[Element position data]
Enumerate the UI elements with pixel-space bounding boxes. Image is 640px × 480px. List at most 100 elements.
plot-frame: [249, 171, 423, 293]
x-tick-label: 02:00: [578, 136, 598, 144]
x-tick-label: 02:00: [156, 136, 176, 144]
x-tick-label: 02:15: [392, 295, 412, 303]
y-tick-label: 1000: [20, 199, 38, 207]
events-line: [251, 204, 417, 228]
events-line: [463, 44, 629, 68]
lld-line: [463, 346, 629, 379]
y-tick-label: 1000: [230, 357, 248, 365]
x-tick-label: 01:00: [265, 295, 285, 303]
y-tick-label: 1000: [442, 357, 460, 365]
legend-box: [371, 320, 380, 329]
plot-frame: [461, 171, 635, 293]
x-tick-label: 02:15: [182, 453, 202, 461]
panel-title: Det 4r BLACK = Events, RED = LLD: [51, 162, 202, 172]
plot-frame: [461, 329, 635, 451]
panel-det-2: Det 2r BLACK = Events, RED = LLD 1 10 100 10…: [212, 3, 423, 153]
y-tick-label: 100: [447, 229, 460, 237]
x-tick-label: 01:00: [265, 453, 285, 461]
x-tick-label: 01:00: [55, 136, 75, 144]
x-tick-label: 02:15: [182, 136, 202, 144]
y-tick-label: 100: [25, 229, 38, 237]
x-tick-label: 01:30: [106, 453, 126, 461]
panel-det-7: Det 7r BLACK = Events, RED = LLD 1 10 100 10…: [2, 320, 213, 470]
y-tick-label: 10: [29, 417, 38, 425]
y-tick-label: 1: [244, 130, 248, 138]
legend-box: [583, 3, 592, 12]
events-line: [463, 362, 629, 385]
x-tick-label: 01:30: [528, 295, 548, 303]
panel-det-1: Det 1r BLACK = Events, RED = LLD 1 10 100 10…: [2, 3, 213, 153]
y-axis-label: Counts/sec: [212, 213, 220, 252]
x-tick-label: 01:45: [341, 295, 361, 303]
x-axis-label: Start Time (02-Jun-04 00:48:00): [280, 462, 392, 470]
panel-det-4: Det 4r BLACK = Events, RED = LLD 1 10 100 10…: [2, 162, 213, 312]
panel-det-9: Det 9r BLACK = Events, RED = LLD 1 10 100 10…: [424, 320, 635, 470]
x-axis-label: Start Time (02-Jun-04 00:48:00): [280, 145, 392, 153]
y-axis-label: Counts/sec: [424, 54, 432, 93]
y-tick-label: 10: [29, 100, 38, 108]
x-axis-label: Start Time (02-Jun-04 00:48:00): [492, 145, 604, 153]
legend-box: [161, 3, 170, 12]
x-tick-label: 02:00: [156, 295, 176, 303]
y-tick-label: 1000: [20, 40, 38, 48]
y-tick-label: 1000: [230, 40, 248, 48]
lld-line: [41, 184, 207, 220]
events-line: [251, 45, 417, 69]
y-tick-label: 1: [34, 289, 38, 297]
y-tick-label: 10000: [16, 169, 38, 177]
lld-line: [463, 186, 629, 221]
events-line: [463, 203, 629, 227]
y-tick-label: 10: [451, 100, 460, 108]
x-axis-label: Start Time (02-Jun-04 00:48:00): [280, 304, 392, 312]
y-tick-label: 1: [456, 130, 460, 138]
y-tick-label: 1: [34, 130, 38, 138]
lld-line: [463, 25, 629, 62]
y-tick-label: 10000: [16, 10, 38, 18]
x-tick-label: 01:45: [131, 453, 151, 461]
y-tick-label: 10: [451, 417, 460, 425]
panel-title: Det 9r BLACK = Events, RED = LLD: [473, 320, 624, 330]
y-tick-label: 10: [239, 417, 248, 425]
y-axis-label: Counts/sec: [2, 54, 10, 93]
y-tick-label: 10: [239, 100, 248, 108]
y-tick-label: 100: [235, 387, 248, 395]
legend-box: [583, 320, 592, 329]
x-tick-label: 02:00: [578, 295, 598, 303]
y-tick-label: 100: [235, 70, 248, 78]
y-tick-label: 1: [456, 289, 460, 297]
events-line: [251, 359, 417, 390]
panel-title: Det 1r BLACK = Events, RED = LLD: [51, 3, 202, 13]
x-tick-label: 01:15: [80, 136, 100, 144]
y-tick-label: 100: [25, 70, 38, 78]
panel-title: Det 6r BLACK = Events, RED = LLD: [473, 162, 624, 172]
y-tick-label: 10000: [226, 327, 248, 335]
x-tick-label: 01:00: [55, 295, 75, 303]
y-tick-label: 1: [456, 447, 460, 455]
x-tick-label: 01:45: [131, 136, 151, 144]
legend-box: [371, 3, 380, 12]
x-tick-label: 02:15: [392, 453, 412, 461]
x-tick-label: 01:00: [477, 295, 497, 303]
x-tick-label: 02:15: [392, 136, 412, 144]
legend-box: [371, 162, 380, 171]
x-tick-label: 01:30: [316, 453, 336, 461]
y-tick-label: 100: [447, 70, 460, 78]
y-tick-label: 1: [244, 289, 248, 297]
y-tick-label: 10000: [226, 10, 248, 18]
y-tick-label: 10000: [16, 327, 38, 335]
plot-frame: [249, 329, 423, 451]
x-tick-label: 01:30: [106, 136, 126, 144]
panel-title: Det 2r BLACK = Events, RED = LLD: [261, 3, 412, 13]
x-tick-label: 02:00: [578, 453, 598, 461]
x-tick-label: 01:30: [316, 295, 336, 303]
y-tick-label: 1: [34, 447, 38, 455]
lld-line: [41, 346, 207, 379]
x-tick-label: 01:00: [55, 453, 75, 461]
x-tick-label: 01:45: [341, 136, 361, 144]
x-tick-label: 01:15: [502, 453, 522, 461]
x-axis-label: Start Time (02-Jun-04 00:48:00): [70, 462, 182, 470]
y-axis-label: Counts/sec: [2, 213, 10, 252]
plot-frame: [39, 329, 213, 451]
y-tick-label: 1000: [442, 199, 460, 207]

### Written request
Give the lines starting at the first line and ending at the line that contains "panel-title: Det 4r" as a Markdown table with the columns Row and Line, leaving out any blank lines.

### Response to this exercise
| Row | Line |
|---|---|
| 1 | Enumerate the UI elements with pixel-space bounding boxes. Image is 640px × 480px. List at most 100 elements. |
| 2 | plot-frame: [249, 171, 423, 293] |
| 3 | x-tick-label: 02:00: [578, 136, 598, 144] |
| 4 | x-tick-label: 02:00: [156, 136, 176, 144] |
| 5 | x-tick-label: 02:15: [392, 295, 412, 303] |
| 6 | y-tick-label: 1000: [20, 199, 38, 207] |
| 7 | events-line: [251, 204, 417, 228] |
| 8 | events-line: [463, 44, 629, 68] |
| 9 | lld-line: [463, 346, 629, 379] |
| 10 | y-tick-label: 1000: [230, 357, 248, 365] |
| 11 | x-tick-label: 01:00: [265, 295, 285, 303] |
| 12 | y-tick-label: 1000: [442, 357, 460, 365] |
| 13 | legend-box: [371, 320, 380, 329] |
| 14 | plot-frame: [461, 171, 635, 293] |
| 15 | x-tick-label: 02:15: [182, 453, 202, 461] |
| 16 | panel-title: Det 4r BLACK = Events, RED = LLD: [51, 162, 202, 172] |